■ **TASK STATEMENT**:
Output a single figure: the number of lines in which the word "JSON" appears.

■ **RECORD SET**:
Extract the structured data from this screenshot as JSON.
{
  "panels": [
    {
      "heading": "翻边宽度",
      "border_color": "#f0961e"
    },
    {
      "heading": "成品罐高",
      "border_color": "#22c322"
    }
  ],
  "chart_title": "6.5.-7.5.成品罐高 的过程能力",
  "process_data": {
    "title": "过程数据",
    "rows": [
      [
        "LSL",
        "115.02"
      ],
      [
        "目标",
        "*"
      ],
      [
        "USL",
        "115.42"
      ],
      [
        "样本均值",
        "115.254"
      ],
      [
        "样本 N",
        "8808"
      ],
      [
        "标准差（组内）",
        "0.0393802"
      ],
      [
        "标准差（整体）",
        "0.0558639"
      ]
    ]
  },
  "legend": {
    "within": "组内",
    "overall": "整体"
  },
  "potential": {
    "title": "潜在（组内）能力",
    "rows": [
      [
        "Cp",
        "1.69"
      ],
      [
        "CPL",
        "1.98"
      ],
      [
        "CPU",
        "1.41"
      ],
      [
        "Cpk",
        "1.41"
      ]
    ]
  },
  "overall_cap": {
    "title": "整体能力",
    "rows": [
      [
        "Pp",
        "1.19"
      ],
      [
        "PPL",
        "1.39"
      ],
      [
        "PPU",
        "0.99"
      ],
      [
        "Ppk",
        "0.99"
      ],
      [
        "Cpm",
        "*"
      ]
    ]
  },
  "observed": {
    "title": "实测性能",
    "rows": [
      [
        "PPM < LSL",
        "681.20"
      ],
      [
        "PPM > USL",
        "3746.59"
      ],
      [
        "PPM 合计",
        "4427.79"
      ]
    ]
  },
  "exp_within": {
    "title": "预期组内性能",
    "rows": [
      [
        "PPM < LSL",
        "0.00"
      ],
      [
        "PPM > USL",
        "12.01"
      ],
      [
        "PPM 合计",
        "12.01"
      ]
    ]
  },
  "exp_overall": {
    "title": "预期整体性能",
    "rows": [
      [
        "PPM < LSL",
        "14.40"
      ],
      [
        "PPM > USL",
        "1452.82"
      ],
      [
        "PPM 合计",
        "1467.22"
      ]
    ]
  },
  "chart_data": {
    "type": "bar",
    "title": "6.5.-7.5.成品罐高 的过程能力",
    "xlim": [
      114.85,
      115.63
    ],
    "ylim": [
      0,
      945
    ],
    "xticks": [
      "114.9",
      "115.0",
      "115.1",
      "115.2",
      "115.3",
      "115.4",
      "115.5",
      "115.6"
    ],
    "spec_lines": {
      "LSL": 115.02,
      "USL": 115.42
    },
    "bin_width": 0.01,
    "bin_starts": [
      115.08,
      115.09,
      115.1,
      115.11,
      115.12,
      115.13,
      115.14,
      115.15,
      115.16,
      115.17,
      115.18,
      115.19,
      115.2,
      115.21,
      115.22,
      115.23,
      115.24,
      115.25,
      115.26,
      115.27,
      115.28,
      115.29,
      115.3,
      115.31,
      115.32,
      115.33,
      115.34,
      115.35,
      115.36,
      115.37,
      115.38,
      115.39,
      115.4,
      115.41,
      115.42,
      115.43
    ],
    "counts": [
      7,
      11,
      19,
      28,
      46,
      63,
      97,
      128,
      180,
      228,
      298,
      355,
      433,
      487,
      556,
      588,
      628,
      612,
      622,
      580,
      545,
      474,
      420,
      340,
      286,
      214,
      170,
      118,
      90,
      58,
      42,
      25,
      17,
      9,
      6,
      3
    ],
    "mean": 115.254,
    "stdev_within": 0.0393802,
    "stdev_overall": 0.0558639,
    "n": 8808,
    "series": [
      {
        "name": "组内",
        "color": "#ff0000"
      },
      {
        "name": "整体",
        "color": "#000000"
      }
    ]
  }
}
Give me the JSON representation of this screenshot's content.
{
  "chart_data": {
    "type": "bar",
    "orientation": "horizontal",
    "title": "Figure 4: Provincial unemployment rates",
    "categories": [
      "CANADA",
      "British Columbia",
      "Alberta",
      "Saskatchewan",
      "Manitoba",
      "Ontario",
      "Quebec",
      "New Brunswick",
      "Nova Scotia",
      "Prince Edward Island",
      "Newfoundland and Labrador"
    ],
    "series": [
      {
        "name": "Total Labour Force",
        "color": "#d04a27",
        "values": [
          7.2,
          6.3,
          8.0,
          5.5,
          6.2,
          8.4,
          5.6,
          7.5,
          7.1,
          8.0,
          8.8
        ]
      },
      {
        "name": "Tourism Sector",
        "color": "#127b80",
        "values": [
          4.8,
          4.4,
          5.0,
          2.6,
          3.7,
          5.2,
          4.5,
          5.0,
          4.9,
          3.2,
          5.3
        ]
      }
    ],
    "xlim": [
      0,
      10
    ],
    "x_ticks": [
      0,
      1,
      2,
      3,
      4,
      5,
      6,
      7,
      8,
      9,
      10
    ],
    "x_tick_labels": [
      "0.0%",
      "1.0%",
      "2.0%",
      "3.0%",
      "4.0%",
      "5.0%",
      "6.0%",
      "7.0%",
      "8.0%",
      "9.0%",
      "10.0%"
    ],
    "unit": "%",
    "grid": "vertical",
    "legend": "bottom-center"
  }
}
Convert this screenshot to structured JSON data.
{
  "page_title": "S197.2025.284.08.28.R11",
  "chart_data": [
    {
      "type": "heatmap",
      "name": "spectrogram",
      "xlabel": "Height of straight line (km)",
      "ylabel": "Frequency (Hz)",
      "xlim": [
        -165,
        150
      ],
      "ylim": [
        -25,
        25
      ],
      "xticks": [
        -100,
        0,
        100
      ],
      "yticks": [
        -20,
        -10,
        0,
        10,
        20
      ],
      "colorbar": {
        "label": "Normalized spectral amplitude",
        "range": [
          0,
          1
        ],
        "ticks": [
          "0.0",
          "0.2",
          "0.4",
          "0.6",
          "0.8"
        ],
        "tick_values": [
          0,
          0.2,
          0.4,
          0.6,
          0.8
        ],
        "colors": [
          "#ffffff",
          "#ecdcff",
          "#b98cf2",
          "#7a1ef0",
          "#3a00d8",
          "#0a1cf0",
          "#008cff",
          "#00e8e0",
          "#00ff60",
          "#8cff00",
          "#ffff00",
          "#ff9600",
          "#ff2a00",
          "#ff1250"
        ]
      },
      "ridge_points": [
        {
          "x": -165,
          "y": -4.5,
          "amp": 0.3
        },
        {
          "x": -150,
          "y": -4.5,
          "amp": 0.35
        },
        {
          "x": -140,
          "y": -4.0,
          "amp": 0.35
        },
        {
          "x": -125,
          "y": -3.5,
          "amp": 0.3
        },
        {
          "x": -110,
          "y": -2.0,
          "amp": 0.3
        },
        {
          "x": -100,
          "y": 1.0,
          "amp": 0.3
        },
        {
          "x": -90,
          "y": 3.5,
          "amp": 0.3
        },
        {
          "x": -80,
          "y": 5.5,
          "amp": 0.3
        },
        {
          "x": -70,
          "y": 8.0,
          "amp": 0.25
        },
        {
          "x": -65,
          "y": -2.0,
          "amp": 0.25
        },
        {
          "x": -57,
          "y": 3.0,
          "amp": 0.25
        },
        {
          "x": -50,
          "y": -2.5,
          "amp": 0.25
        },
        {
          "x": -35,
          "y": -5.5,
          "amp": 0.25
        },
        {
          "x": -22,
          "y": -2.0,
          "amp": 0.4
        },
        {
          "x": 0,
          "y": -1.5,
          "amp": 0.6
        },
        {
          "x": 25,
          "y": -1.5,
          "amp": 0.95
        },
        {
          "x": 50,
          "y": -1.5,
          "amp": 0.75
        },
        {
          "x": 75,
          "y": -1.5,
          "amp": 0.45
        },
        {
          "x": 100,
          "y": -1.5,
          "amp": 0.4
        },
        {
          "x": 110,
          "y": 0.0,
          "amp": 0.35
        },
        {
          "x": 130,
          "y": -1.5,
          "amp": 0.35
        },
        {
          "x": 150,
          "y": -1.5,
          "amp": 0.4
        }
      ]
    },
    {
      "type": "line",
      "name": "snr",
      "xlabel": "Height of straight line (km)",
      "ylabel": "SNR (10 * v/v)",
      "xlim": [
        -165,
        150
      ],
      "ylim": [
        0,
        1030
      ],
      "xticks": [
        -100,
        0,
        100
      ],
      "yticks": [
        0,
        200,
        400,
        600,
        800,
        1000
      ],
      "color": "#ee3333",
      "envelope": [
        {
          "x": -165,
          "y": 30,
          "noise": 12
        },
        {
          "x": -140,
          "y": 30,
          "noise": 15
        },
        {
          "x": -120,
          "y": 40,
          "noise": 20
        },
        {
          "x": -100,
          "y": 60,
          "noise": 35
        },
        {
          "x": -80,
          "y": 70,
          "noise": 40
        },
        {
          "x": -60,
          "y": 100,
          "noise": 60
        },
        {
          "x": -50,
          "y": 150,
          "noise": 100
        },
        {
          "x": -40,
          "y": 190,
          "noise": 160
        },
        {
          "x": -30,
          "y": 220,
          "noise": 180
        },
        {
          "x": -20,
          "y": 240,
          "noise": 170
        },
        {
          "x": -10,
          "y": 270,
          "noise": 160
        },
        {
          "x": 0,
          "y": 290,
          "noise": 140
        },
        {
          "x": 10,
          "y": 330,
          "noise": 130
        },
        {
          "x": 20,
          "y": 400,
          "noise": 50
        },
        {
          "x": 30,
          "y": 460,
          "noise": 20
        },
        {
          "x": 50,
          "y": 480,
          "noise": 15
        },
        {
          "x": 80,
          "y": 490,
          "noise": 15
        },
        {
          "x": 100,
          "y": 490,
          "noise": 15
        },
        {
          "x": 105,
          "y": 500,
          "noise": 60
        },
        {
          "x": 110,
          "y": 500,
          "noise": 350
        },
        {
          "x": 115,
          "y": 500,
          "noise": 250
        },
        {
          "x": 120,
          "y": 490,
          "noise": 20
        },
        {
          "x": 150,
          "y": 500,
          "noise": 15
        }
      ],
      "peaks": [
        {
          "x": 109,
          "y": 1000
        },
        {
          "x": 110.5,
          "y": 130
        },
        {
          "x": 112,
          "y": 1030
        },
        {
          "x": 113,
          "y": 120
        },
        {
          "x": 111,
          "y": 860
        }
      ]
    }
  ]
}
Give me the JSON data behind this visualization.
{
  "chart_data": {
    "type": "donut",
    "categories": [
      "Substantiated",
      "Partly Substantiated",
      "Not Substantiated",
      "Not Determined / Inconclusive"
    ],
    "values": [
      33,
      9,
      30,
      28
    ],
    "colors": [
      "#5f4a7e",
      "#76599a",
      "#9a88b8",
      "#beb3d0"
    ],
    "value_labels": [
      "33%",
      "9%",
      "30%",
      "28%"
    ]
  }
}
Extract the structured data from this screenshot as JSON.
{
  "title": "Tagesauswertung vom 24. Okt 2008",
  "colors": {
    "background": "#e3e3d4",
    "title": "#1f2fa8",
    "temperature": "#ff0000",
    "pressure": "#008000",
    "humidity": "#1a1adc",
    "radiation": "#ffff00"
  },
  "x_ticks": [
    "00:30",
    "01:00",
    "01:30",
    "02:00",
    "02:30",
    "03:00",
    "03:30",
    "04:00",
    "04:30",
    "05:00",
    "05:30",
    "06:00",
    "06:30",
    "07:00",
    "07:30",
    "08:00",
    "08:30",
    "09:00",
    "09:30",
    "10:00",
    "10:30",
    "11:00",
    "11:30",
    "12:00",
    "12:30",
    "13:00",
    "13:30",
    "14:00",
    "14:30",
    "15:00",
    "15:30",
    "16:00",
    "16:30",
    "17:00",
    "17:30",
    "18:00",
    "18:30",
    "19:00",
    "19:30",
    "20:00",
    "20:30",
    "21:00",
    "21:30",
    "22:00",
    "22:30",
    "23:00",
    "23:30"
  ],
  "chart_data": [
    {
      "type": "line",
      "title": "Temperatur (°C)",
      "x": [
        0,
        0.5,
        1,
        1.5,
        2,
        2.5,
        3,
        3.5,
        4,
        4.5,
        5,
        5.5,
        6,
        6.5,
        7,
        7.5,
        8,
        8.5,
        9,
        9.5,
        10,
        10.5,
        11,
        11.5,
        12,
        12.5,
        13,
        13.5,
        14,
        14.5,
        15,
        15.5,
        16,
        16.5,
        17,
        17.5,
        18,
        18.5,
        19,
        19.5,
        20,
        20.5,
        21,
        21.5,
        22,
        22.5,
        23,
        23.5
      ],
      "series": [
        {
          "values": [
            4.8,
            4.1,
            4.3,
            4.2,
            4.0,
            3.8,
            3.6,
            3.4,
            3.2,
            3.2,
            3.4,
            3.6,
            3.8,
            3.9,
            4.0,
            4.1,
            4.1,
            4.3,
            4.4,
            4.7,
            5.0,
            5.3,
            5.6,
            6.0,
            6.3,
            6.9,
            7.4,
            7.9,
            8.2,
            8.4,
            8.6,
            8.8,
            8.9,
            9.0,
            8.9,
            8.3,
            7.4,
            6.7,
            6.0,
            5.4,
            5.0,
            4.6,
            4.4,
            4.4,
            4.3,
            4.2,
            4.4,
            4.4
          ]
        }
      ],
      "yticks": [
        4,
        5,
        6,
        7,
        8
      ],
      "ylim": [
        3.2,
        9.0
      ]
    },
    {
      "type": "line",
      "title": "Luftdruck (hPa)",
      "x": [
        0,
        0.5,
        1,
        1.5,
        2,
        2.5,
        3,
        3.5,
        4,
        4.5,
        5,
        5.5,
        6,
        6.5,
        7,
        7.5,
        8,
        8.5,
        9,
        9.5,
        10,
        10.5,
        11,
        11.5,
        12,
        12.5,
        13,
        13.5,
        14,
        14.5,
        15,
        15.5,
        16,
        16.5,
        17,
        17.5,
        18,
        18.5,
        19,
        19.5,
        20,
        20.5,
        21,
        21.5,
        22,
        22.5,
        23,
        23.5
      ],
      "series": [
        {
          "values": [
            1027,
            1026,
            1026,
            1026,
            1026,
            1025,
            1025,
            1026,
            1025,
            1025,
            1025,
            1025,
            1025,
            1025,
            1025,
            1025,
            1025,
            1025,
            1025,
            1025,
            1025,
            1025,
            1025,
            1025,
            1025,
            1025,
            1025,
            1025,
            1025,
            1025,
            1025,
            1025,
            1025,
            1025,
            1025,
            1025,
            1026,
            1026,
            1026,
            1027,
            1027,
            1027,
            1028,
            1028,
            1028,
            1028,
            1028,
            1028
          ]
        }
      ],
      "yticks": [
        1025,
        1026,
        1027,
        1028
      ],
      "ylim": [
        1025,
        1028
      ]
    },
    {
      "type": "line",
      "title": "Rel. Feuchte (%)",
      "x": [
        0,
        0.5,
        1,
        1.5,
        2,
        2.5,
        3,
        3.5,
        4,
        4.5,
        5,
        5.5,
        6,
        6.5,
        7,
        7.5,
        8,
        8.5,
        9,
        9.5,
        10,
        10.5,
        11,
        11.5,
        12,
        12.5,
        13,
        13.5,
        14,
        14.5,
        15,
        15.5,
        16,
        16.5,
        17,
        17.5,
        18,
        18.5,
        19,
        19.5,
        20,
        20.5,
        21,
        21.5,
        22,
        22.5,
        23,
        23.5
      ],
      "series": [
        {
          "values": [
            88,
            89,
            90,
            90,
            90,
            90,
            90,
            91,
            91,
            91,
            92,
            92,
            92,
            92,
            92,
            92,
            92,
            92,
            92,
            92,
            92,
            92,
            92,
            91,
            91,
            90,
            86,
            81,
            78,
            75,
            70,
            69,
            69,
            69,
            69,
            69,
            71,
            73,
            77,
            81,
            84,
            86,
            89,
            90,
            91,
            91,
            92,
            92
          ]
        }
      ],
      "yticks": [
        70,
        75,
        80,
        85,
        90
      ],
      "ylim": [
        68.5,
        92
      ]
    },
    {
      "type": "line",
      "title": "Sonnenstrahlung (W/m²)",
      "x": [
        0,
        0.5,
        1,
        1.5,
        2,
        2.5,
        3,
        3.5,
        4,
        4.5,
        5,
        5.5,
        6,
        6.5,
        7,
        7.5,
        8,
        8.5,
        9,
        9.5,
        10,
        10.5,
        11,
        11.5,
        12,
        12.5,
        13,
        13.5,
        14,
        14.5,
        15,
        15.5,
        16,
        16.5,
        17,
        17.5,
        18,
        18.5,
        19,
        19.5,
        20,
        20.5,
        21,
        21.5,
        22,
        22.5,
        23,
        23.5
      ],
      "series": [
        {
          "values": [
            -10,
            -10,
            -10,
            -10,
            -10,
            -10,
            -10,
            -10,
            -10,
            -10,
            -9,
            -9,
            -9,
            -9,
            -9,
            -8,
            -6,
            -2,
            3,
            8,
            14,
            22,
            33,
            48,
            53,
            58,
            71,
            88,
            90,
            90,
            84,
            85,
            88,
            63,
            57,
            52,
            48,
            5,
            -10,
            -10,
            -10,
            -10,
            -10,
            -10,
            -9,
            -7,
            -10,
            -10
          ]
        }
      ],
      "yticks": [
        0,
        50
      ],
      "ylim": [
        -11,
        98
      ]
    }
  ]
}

■ **COMPLETE RESPONSE**:
5